STORED RECORDS:
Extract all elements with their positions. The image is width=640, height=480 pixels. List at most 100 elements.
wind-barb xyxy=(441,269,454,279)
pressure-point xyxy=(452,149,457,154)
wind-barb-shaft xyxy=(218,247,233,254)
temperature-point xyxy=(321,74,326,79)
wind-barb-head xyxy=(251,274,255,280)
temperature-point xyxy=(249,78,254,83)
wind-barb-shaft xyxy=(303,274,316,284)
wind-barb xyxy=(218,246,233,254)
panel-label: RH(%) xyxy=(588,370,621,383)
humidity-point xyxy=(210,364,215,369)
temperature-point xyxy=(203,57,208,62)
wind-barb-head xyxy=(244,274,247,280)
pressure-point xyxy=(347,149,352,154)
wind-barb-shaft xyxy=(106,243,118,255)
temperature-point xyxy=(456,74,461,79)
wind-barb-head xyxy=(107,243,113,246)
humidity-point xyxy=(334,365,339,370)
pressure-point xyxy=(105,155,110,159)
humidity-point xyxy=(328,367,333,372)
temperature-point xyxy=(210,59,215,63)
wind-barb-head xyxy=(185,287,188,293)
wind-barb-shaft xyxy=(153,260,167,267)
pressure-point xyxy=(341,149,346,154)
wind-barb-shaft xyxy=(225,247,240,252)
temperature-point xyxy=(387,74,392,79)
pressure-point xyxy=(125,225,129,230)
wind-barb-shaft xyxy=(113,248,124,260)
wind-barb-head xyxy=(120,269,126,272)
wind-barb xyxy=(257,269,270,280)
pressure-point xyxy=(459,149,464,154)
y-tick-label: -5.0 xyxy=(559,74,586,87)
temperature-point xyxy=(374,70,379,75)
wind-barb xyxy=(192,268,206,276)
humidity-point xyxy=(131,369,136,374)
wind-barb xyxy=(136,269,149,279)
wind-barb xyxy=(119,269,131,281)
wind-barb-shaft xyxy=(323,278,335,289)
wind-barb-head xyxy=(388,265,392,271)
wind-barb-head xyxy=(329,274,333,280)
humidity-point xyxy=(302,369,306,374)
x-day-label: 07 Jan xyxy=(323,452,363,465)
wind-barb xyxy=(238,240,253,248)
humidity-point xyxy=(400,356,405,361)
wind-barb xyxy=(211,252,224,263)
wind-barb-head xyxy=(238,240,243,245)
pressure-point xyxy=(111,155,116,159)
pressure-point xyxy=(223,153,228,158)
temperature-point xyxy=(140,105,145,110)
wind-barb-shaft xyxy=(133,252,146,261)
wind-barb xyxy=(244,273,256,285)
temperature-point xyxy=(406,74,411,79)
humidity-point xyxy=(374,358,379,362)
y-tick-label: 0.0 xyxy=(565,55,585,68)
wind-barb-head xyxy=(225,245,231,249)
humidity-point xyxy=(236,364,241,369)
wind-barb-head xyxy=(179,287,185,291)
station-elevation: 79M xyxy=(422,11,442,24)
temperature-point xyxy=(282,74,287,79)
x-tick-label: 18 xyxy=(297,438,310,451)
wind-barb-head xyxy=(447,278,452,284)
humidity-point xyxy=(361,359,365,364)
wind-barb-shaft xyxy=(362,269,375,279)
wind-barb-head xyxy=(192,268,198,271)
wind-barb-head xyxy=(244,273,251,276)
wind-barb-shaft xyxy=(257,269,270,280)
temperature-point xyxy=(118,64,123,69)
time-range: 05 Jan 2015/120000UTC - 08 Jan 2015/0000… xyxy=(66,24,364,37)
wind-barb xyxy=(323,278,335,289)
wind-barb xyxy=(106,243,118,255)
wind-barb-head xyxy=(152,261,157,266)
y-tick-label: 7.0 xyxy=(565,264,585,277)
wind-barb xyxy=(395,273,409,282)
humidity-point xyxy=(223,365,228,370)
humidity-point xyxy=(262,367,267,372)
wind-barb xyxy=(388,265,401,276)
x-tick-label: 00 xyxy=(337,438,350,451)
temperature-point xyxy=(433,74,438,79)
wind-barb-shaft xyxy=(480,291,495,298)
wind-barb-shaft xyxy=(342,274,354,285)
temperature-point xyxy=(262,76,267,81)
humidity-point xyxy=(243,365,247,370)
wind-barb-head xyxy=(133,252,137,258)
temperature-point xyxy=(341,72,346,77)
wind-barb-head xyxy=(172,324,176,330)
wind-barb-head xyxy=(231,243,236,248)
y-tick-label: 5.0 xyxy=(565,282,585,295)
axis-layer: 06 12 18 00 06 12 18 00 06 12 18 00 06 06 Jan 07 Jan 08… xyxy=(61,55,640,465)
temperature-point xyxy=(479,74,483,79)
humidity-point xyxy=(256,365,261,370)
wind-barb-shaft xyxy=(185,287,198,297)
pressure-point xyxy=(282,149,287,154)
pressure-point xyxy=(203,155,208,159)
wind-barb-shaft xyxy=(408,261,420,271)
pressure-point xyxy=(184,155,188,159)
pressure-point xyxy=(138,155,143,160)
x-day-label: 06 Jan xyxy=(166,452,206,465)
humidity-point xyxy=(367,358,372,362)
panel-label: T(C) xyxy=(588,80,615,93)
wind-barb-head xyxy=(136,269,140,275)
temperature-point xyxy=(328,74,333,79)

WRITTEN PROBLEM: Output the rows as a JSON list of strings, one string per line and with blank lines omitted, from the start of the rows up to and including the line that contains "wind-barb-head xyxy=(120,269,126,272)".

RESPONSE FOR THIS EXERCISE:
[
  "Extract all elements with their positions. The image is width=640, height=480 pixels. List at most 100 elements.",
  "wind-barb xyxy=(441,269,454,279)",
  "pressure-point xyxy=(452,149,457,154)",
  "wind-barb-shaft xyxy=(218,247,233,254)",
  "temperature-point xyxy=(321,74,326,79)",
  "wind-barb-head xyxy=(251,274,255,280)",
  "temperature-point xyxy=(249,78,254,83)",
  "wind-barb-shaft xyxy=(303,274,316,284)",
  "wind-barb xyxy=(218,246,233,254)",
  "panel-label: RH(%) xyxy=(588,370,621,383)",
  "humidity-point xyxy=(210,364,215,369)",
  "temperature-point xyxy=(203,57,208,62)",
  "wind-barb-head xyxy=(244,274,247,280)",
  "pressure-point xyxy=(347,149,352,154)",
  "wind-barb-shaft xyxy=(106,243,118,255)",
  "temperature-point xyxy=(456,74,461,79)",
  "wind-barb-head xyxy=(107,243,113,246)",
  "humidity-point xyxy=(334,365,339,370)",
  "pressure-point xyxy=(105,155,110,159)",
  "humidity-point xyxy=(328,367,333,372)",
  "temperature-point xyxy=(210,59,215,63)",
  "wind-barb-head xyxy=(185,287,188,293)",
  "wind-barb-shaft xyxy=(153,260,167,267)",
  "pressure-point xyxy=(341,149,346,154)",
  "wind-barb-shaft xyxy=(225,247,240,252)",
  "temperature-point xyxy=(387,74,392,79)",
  "pressure-point xyxy=(125,225,129,230)",
  "wind-barb-shaft xyxy=(113,248,124,260)",
  "wind-barb-head xyxy=(120,269,126,272)"
]